Reproduce every line in the listing that contains the word "PUBLIC".

──────── Dataset records

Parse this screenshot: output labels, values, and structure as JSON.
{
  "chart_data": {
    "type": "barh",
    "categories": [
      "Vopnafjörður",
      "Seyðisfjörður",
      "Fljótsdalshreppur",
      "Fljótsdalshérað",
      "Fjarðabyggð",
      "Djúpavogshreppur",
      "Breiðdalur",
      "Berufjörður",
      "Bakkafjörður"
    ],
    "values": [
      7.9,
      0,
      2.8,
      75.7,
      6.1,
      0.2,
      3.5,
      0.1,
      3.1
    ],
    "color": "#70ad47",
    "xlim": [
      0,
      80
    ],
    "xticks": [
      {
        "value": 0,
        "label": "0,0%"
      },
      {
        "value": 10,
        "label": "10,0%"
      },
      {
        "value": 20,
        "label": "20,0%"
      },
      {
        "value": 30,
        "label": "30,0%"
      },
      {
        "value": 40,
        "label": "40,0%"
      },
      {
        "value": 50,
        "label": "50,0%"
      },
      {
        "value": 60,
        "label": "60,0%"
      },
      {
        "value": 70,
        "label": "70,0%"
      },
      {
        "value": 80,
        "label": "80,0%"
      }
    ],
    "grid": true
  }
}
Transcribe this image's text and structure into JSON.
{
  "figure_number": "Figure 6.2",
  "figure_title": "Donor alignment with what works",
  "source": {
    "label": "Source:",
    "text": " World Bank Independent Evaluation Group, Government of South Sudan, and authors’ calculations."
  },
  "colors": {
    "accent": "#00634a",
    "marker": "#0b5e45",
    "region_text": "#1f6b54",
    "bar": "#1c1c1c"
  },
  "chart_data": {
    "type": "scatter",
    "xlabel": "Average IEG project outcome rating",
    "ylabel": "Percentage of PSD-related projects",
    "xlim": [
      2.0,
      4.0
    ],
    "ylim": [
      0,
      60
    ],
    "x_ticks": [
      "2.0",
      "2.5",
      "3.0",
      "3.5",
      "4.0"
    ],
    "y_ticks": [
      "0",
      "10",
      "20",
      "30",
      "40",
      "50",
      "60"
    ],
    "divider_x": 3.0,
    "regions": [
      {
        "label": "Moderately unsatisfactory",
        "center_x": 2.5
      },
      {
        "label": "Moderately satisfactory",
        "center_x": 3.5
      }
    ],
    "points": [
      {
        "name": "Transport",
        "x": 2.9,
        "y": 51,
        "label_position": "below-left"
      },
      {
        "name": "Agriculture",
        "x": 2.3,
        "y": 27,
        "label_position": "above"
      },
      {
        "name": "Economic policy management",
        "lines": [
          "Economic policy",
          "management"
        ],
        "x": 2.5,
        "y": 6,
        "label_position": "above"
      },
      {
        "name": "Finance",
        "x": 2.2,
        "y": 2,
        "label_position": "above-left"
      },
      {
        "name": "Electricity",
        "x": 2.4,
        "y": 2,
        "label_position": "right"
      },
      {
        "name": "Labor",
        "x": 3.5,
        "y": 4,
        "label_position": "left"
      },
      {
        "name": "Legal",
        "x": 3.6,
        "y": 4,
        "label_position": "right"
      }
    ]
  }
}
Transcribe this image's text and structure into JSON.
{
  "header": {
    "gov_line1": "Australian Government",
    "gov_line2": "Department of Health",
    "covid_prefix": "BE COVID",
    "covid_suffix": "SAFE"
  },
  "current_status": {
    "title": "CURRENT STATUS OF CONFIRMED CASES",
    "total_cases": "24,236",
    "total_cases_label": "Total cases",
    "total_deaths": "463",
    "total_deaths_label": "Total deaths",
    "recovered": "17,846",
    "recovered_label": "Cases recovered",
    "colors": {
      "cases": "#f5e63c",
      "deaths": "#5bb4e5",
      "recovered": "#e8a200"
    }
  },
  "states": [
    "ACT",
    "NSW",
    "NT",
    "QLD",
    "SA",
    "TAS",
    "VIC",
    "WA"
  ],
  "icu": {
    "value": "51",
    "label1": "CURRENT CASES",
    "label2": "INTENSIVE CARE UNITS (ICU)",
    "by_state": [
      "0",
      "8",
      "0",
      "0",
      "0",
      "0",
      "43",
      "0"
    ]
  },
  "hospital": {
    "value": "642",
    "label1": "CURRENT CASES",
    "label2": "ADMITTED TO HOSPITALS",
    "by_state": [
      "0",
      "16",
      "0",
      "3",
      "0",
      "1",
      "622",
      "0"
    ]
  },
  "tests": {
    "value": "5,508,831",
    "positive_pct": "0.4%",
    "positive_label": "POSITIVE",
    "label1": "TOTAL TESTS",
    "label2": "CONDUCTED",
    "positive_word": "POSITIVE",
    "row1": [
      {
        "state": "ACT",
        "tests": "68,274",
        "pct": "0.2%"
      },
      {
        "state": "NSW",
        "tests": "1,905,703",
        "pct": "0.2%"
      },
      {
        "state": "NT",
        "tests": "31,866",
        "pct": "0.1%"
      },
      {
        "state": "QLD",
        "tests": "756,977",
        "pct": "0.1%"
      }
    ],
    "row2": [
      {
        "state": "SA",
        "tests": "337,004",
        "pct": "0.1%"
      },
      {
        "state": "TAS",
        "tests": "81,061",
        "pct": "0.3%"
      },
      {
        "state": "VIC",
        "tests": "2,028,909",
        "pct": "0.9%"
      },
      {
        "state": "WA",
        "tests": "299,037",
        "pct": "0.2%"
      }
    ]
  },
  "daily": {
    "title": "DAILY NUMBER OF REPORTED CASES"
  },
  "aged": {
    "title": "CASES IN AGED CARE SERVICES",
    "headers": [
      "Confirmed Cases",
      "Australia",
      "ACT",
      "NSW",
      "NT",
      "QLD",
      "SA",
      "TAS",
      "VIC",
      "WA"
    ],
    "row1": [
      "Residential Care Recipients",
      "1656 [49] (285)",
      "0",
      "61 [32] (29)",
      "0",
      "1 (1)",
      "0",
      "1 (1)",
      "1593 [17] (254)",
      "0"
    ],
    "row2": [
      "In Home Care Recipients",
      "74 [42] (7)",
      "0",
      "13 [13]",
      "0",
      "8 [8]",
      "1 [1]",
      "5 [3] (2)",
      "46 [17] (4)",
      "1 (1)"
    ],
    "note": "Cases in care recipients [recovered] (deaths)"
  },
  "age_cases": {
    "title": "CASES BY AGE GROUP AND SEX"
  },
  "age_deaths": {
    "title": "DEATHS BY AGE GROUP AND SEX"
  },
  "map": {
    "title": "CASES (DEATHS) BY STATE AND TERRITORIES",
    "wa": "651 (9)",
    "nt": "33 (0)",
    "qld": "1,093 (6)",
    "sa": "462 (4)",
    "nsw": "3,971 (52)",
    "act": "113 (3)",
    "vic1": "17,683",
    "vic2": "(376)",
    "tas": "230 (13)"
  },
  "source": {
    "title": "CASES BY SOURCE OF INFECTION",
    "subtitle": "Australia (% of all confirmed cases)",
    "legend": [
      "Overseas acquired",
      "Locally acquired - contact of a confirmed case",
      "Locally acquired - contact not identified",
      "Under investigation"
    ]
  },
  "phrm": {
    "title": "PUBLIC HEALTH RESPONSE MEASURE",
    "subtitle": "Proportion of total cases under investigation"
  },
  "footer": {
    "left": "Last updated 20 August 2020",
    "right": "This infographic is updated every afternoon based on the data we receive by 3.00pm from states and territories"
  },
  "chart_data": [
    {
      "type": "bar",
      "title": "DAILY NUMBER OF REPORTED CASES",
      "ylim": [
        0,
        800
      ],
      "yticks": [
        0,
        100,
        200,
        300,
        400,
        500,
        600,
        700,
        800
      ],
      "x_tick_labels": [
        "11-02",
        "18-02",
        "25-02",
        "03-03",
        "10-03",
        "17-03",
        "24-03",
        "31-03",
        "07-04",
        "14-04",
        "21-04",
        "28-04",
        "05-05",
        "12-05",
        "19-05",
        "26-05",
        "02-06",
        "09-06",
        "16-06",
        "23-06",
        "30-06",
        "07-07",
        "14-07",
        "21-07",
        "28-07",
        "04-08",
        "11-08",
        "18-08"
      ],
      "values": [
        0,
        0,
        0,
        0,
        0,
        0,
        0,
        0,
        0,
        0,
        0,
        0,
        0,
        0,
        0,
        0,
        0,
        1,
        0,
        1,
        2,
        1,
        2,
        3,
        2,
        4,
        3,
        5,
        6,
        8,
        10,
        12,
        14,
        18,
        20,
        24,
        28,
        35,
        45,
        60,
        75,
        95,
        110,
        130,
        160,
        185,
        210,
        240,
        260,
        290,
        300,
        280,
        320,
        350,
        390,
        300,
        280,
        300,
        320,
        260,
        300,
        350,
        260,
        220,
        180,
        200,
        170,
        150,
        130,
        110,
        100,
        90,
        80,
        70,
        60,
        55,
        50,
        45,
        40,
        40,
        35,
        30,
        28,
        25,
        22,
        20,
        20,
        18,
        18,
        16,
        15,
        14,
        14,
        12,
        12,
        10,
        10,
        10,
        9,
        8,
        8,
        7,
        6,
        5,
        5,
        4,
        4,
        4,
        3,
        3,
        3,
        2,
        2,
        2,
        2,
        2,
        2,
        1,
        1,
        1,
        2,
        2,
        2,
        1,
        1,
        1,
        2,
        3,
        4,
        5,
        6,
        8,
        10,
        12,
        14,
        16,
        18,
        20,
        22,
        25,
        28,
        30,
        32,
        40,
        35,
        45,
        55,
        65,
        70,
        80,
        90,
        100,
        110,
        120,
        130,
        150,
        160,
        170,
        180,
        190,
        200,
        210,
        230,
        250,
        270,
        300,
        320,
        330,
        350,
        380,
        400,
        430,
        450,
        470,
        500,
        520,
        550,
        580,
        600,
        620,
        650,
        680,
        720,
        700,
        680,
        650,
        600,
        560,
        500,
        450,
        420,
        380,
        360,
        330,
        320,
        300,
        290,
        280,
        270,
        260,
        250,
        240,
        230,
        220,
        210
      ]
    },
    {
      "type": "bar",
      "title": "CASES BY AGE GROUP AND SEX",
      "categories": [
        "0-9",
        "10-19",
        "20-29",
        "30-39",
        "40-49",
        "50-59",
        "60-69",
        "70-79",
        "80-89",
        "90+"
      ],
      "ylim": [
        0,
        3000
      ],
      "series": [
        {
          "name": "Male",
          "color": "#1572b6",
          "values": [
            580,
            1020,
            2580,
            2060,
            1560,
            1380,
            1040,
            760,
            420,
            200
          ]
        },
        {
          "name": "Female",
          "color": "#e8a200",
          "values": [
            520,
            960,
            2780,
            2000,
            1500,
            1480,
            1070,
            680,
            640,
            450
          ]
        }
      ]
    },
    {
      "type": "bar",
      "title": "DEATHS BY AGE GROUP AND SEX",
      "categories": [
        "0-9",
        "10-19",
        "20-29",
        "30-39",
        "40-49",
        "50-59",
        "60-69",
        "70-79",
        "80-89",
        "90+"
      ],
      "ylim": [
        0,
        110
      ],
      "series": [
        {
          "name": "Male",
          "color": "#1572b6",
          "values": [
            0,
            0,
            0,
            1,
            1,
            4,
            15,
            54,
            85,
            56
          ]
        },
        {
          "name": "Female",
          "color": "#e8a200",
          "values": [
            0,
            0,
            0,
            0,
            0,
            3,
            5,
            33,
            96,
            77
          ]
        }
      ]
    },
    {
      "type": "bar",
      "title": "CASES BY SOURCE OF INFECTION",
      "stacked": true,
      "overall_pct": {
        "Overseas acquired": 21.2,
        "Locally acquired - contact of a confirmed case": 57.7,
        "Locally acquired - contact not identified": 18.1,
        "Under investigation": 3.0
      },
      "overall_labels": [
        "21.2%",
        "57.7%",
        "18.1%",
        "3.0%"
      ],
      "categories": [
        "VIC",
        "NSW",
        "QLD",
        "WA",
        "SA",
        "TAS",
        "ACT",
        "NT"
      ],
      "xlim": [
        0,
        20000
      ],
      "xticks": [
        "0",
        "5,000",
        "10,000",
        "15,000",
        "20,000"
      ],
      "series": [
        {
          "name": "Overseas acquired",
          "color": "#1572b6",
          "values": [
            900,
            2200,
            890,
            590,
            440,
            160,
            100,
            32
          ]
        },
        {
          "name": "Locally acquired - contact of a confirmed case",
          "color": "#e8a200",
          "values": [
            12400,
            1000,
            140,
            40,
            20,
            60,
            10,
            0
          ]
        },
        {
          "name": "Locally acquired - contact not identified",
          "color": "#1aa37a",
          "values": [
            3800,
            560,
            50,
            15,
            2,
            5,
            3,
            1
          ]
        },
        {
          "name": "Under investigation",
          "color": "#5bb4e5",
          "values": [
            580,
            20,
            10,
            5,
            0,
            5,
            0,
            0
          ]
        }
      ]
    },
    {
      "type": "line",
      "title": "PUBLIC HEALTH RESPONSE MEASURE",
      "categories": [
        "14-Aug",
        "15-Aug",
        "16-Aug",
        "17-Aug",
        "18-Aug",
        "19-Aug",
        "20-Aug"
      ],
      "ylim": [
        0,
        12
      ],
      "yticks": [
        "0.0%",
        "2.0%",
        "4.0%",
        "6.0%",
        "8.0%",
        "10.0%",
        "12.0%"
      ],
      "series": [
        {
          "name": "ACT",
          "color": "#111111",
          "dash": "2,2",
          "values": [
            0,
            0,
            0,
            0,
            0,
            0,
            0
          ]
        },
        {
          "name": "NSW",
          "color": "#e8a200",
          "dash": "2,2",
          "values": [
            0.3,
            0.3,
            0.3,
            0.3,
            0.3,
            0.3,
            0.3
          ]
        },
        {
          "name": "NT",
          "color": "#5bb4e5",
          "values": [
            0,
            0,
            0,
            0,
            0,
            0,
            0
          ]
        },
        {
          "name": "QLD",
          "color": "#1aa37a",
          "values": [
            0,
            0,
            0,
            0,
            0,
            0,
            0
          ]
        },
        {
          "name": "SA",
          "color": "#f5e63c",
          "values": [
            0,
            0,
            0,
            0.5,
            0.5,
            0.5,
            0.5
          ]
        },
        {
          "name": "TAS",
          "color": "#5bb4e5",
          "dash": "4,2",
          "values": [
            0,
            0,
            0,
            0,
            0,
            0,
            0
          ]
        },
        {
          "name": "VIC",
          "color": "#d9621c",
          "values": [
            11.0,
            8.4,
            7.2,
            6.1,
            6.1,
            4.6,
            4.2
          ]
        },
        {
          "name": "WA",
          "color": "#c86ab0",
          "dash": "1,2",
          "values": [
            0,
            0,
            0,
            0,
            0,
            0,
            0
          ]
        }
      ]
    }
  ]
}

────────────────

**Correct answer:**
    "title": "PUBLIC HEALTH RESPONSE MEASURE",
      "title": "PUBLIC HEALTH RESPONSE MEASURE",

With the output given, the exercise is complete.